### TASK
Filter the entries below, keeping only lines with the word "surgery".
:: DATASET EXCERPTS ::
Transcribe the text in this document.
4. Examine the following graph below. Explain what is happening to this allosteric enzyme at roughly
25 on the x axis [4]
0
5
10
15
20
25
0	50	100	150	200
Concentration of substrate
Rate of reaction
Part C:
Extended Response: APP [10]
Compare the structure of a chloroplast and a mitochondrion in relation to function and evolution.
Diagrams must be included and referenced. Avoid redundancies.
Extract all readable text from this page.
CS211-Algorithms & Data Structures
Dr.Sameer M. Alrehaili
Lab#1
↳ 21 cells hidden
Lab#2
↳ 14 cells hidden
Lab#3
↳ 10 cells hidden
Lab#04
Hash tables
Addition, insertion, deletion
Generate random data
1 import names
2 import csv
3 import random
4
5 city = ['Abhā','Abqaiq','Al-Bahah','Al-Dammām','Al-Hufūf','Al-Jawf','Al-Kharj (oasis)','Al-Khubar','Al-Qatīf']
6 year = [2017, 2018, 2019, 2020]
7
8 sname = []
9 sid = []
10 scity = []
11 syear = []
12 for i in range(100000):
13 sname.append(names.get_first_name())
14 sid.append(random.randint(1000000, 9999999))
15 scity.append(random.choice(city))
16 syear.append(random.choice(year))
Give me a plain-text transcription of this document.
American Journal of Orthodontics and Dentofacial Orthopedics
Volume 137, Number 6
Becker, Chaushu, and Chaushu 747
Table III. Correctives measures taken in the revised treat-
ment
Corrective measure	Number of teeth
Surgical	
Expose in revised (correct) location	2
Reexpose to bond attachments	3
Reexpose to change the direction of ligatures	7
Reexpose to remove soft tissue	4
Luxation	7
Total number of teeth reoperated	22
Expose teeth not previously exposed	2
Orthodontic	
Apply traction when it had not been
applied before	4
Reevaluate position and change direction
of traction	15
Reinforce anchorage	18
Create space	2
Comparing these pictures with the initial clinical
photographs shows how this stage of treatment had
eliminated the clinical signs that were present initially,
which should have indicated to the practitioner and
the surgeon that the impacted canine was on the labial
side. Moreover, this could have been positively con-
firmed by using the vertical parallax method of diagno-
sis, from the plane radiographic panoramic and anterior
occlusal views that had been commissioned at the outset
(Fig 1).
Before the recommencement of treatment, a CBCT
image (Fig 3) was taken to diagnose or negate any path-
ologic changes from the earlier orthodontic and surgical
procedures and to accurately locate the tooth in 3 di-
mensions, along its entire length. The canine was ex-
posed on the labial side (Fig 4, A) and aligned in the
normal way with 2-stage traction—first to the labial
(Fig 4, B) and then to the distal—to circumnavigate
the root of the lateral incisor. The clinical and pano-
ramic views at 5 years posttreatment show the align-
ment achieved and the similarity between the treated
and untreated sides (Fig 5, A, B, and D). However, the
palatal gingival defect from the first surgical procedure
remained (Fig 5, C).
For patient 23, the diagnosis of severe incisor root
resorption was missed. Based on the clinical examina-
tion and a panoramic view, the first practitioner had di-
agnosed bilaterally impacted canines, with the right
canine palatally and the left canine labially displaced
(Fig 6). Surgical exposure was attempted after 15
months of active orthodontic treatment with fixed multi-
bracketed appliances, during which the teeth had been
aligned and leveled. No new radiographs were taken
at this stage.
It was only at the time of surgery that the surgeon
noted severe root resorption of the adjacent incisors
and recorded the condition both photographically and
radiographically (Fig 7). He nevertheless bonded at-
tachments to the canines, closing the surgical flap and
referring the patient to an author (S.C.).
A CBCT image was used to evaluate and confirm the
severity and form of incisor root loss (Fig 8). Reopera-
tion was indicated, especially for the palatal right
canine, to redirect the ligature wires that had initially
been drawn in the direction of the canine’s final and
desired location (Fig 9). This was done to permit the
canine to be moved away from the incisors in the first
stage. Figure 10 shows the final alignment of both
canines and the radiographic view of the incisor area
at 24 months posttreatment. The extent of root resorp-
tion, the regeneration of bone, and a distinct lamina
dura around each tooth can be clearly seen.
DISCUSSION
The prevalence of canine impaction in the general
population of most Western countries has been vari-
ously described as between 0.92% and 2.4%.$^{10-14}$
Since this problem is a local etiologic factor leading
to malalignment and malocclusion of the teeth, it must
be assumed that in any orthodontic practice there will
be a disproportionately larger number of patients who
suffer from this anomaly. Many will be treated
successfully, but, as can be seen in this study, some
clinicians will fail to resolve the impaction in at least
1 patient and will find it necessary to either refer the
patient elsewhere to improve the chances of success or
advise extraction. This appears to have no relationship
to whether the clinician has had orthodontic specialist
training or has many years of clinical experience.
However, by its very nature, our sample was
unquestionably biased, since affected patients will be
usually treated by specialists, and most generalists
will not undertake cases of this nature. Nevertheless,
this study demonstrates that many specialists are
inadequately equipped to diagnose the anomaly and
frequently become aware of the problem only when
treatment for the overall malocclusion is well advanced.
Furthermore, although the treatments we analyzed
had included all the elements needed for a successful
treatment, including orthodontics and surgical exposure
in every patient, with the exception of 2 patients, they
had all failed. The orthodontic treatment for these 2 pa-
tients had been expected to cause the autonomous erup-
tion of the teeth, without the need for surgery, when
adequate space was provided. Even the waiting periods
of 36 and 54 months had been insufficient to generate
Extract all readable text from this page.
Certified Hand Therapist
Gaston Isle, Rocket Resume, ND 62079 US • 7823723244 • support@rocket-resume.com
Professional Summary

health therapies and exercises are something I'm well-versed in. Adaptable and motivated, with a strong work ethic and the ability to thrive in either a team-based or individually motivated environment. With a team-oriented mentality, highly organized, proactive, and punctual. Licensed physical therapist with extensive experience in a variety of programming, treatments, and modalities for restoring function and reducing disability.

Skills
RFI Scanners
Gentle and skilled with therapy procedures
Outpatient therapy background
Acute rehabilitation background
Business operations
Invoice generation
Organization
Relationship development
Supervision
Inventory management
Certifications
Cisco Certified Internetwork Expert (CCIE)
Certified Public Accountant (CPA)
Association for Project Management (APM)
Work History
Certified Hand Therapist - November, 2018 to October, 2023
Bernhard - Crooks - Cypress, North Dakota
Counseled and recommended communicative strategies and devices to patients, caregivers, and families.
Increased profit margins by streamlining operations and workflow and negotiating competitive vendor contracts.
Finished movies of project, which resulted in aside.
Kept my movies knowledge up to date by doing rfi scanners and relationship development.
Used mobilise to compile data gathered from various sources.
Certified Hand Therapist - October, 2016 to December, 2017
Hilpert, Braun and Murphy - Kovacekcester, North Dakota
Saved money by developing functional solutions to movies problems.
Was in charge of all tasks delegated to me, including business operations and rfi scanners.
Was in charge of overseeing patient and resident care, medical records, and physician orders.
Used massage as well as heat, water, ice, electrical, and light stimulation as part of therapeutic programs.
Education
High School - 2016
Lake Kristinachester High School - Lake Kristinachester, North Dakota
:::
### YOUR RESPONSE
It was only at the time of surgery that the surgeon
tion of the teeth, without the need for surgery, when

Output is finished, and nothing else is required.